What you will do →
1 > In the opEquals discussion, what common type do int and long both implicitly convert to?
2 > Shorten the paragraph of the opEquals discussion that begins "I'm not sure that's a real concern," keeping its main facts.
3 > Write the next part of the opEquals discussion, picking up after its last sentence.

Text section →
============
On 14/04/2008, Scott S. McCoy <tag@cpan.org> wrote:
> I like this, except for the semantic irregularities similar to Scala we'd be introducing by not having the operator evaluated.
I don't understand what this means. What is Scala?


> Also, if you can't cast successfully I'd think you would simply return false for opEquals.
>
> if o !is C, then they can't possibly be equal. ;-)

I agree.


>  The idea behind opEquals acting this way, I assume naturally, is that it
>  enables the ability for your type to know how to compare itself to
>  multiple *other* types which exist.  Somewhat similar to how you can
>  freely compare a long and an int in many cases, without ramifications or
>  need to know any bit-wise or type difference.

I'm not sure that's a real concern. To use your example, int and long will both implicitly convert to the same common type (in this case, long), and the == test can be made on that.
============
Items →

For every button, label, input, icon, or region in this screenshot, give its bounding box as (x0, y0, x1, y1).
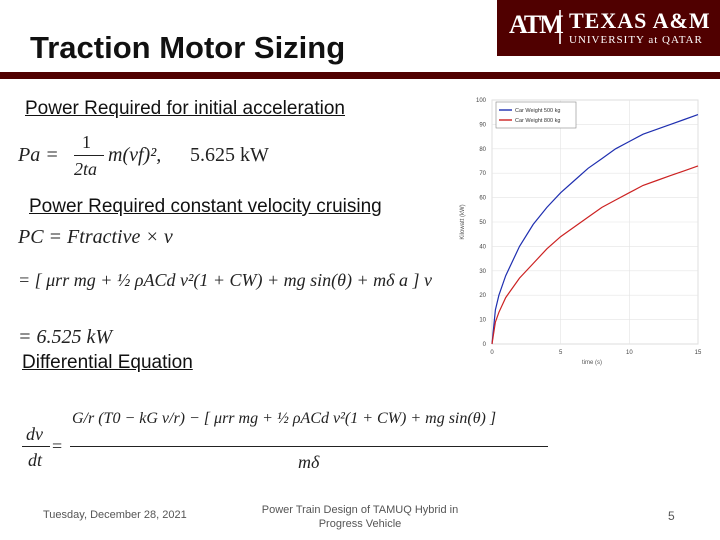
eq3-denominator: mδ (298, 452, 320, 472)
x-tick-label: 10 (626, 350, 633, 356)
series-line-1 (491, 165, 699, 345)
eq1-fraction-bar (74, 155, 104, 156)
y-tick-label: 0 (483, 342, 487, 348)
atm-logo-mark: ATM (509, 10, 564, 39)
power-vs-time-chart: 0 10 20 30 40 50 60 70 80 90 100 0 5 10 15 Car Weight… (460, 98, 702, 366)
footer-center-line1: Power Train Design of TAMUQ Hybrid in (261, 504, 459, 516)
y-tick-label: 60 (479, 196, 486, 202)
x-tick-labels: 0 5 10 15 (490, 350, 702, 356)
x-tick-label: 5 (559, 350, 563, 356)
heading-differential-equation: Differential Equation (22, 352, 193, 373)
y-tick-label: 100 (476, 98, 487, 104)
footer-date: Tuesday, December 28, 2021 (43, 509, 187, 521)
eq1-fraction-num: 1 (82, 132, 91, 152)
eq1-value: 5.625 kW (190, 144, 269, 166)
page-number: 5 (668, 509, 675, 523)
y-axis-label: Kilowatt (kW) (460, 204, 466, 239)
eq2-line3: = 6.525 kW (18, 326, 113, 348)
eq2-line1: PC = Ftractive × v (18, 226, 173, 248)
footer-center-text: Power Train Design of TAMUQ Hybrid in Pr… (248, 503, 472, 531)
equation-differential: dv dt = G/r (T0 − kG v/r) − [ μrr mg + ½… (20, 392, 560, 476)
y-tick-label: 10 (479, 318, 486, 324)
y-tick-label: 70 (479, 171, 486, 177)
legend-label-0: Car Weight 500 kg (515, 108, 560, 114)
y-tick-labels: 0 10 20 30 40 50 60 70 80 90 100 (476, 98, 487, 348)
eq1-rhs: m(vf)², (108, 144, 162, 166)
tamu-qatar-logo: ATM TEXAS A&M UNIVERSITY at QATAR (497, 0, 720, 56)
y-tick-label: 50 (479, 220, 486, 226)
eq3-main-bar (70, 446, 548, 447)
x-tick-label: 15 (695, 350, 702, 356)
y-tick-label: 20 (479, 293, 486, 299)
y-tick-label: 80 (479, 147, 486, 153)
series-line-0 (491, 114, 699, 345)
logo-separator (559, 10, 561, 44)
series-lines (491, 114, 699, 345)
footer-center-line2: Progress Vehicle (318, 518, 402, 530)
legend-label-1: Car Weight 800 kg (515, 118, 560, 124)
legend: Car Weight 500 kg Car Weight 800 kg (495, 101, 577, 129)
title-divider-bar (0, 72, 720, 79)
logo-line1: TEXAS A&M (569, 8, 711, 33)
eq3-numerator: G/r (T0 − kG v/r) − [ μrr mg + ½ ρACd v²… (72, 410, 497, 427)
eq3-lhs-bar (22, 446, 50, 447)
heading-constant-velocity: Power Required constant velocity cruisin… (29, 196, 382, 217)
y-tick-label: 40 (479, 244, 486, 250)
eq1-lhs: Pa = (18, 144, 59, 166)
y-tick-label: 90 (479, 122, 486, 128)
heading-initial-acceleration: Power Required for initial acceleration (25, 98, 345, 119)
slide-title: Traction Motor Sizing (30, 30, 346, 65)
eq2-line2: = [ μrr mg + ½ ρACd v²(1 + CW) + mg sin(… (18, 270, 432, 290)
eq3-lhs-num: dv (26, 424, 43, 444)
legend-box (495, 101, 577, 129)
eq1-fraction-den: 2ta (74, 159, 98, 179)
eq3-lhs-den: dt (28, 450, 43, 470)
equation-acceleration-power: Pa = 1 2ta m(vf)², 5.625 kW (18, 132, 318, 184)
logo-line2: UNIVERSITY at QATAR (569, 34, 703, 46)
x-tick-label: 0 (490, 350, 494, 356)
y-tick-label: 30 (479, 269, 486, 275)
x-axis-label: time (s) (582, 360, 602, 366)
============
The replies →
1 > Long.

2 > The concern may not be real: int and long both implicitly convert to a common type, long, and the == test can be done on that.

3 >
In general, if a is of type A, and b is of type B, where A != B, and
there exists a common type C into which both A and B will implicitly
cast, then we only need to concern ourselves with (cast(C)a ==
cast(C)b).

On 14/04/2008, Scott S. McCoy <tag@cpan.org> wrote:
> Wouldn't that safely be 0?
>
>  If there is no order, there must be quality...assuming that all types do
>  have a natural order, even if it's just it's ordinal value. Otherwise,
>  they may not be comparable with opCmp, and maybe say, only opEquals :-)

For example, consider the complex numbers. (1+i) and (1-i) compare as
!<>=, however (1+0i) and (2+0i) compare as <, so sometimes they're
comparable and sometimes not.

On 14/04/2008, Janice Caron <caron800@googlemail.com> wrote:
>  In general, if a is of type A, and b is of type B, where A != B, and
>  there exists a common type C into which both A and B will implicitly
>  cast, then we only need to concern ourselves with (cast(C)a ==
>  cast(C)b).

On second thoughts...

If B and C both derive from A, and we try to compare

    B b;
    C c;
    if (b == c) ...

Should we be testing for

    if (cast(A)b == cast(A)c) ...

or should we be returning false? That's a tricky question, and I confess I don't know the answer.

I guess I'll think about it for a while... :-)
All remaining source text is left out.